* _What is asked_:
Your task is to transcribe all of the data below exactly, omitting the images.

------------

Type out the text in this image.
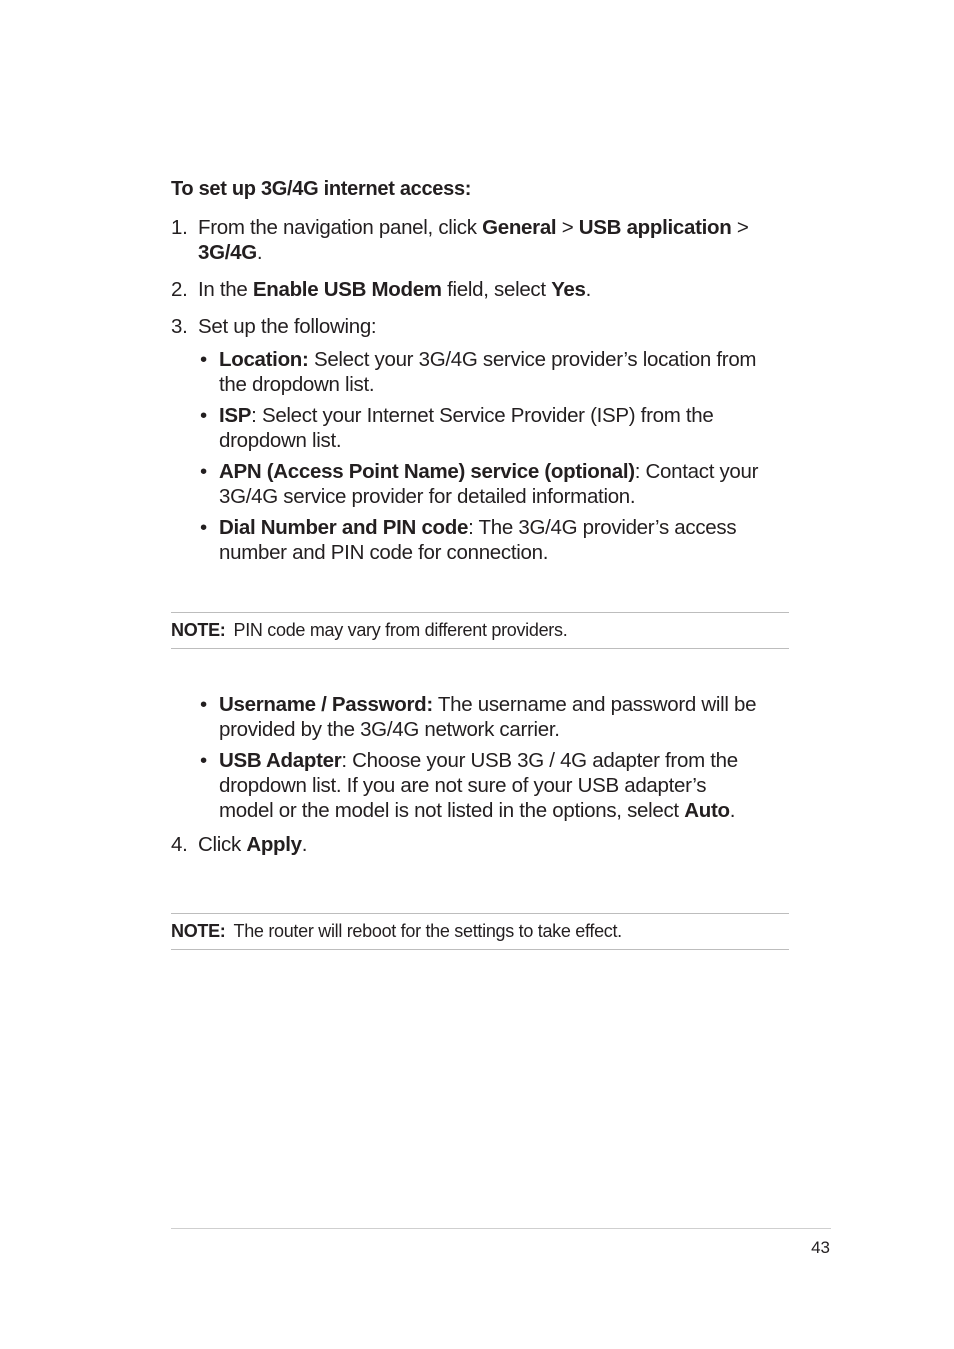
To set up 3G/4G internet access:
1. From the navigation panel, click General > USB application >
3G/4G.
2. In the Enable USB Modem field, select Yes.
3. Set up the following:
• Location: Select your 3G/4G service provider’s location from
the dropdown list.
• ISP: Select your Internet Service Provider (ISP) from the
dropdown list.
• APN (Access Point Name) service (optional): Contact your
3G/4G service provider for detailed information.
• Dial Number and PIN code: The 3G/4G provider’s access
number and PIN code for connection.
NOTE: PIN code may vary from different providers.
• Username / Password: The username and password will be
provided by the 3G/4G network carrier.
• USB Adapter: Choose your USB 3G / 4G adapter from the
dropdown list. If you are not sure of your USB adapter’s
model or the model is not listed in the options, select Auto.
4. Click Apply.
NOTE: The router will reboot for the settings to take effect.
43
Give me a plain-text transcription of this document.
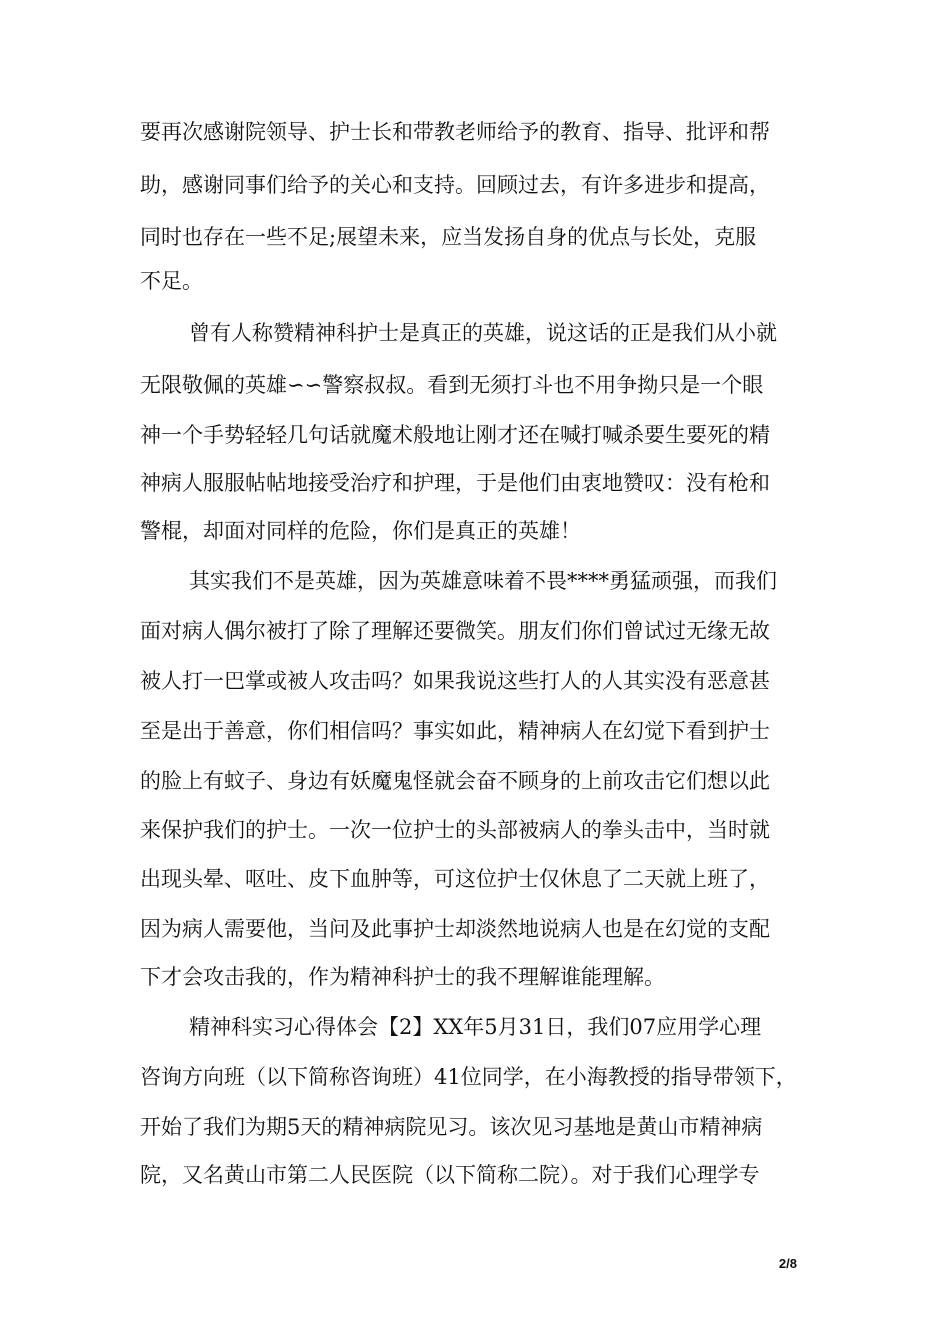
要再次感谢院领导、护士长和带教老师给予的教育、指导、批评和帮
助，感谢同事们给予的关心和支持。回顾过去，有许多进步和提高，
同时也存在一些不足;展望未来，应当发扬自身的优点与长处，克服
不足。
曾有人称赞精神科护士是真正的英雄，说这话的正是我们从小就
无限敬佩的英雄∽∽警察叔叔。看到无须打斗也不用争拗只是一个眼
神一个手势轻轻几句话就魔术般地让刚才还在喊打喊杀要生要死的精
神病人服服帖帖地接受治疗和护理，于是他们由衷地赞叹：没有枪和
警棍，却面对同样的危险，你们是真正的英雄！
其实我们不是英雄，因为英雄意味着不畏****勇猛顽强，而我们
面对病人偶尔被打了除了理解还要微笑。朋友们你们曾试过无缘无故
被人打一巴掌或被人攻击吗？如果我说这些打人的人其实没有恶意甚
至是出于善意，你们相信吗？事实如此，精神病人在幻觉下看到护士
的脸上有蚊子、身边有妖魔鬼怪就会奋不顾身的上前攻击它们想以此
来保护我们的护士。一次一位护士的头部被病人的拳头击中，当时就
出现头晕、呕吐、皮下血肿等，可这位护士仅休息了二天就上班了，
因为病人需要他，当问及此事护士却淡然地说病人也是在幻觉的支配
下才会攻击我的，作为精神科护士的我不理解谁能理解。
精神科实习心得体会【2】XX年5月31日，我们07应用学心理
咨询方向班（以下简称咨询班）41位同学，在小海教授的指导带领下，
开始了我们为期5天的精神病院见习。该次见习基地是黄山市精神病
院，又名黄山市第二人民医院（以下简称二院）。对于我们心理学专
2/8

------------

* _Solution to the exercise_:
Type out the text in this image.
To set up 3G/4G internet access:
1. From the navigation panel, click General > USB application >
3G/4G.
2. In the Enable USB Modem field, select Yes.
3. Set up the following:
• Location: Select your 3G/4G service provider’s location from
the dropdown list.
• ISP: Select your Internet Service Provider (ISP) from the
dropdown list.
• APN (Access Point Name) service (optional): Contact your
3G/4G service provider for detailed information.
• Dial Number and PIN code: The 3G/4G provider’s access
number and PIN code for connection.
NOTE: PIN code may vary from different providers.
• Username / Password: The username and password will be
provided by the 3G/4G network carrier.
• USB Adapter: Choose your USB 3G / 4G adapter from the
dropdown list. If you are not sure of your USB adapter’s
model or the model is not listed in the options, select Auto.
4. Click Apply.
NOTE: The router will reboot for the settings to take effect.
43
Give me a plain-text transcription of this document.
要再次感谢院领导、护士长和带教老师给予的教育、指导、批评和帮
助，感谢同事们给予的关心和支持。回顾过去，有许多进步和提高，
同时也存在一些不足;展望未来，应当发扬自身的优点与长处，克服
不足。
曾有人称赞精神科护士是真正的英雄，说这话的正是我们从小就
无限敬佩的英雄∽∽警察叔叔。看到无须打斗也不用争拗只是一个眼
神一个手势轻轻几句话就魔术般地让刚才还在喊打喊杀要生要死的精
神病人服服帖帖地接受治疗和护理，于是他们由衷地赞叹：没有枪和
警棍，却面对同样的危险，你们是真正的英雄！
其实我们不是英雄，因为英雄意味着不畏****勇猛顽强，而我们
面对病人偶尔被打了除了理解还要微笑。朋友们你们曾试过无缘无故
被人打一巴掌或被人攻击吗？如果我说这些打人的人其实没有恶意甚
至是出于善意，你们相信吗？事实如此，精神病人在幻觉下看到护士
的脸上有蚊子、身边有妖魔鬼怪就会奋不顾身的上前攻击它们想以此
来保护我们的护士。一次一位护士的头部被病人的拳头击中，当时就
出现头晕、呕吐、皮下血肿等，可这位护士仅休息了二天就上班了，
因为病人需要他，当问及此事护士却淡然地说病人也是在幻觉的支配
下才会攻击我的，作为精神科护士的我不理解谁能理解。
精神科实习心得体会【2】XX年5月31日，我们07应用学心理
咨询方向班（以下简称咨询班）41位同学，在小海教授的指导带领下，
开始了我们为期5天的精神病院见习。该次见习基地是黄山市精神病
院，又名黄山市第二人民医院（以下简称二院）。对于我们心理学专
2/8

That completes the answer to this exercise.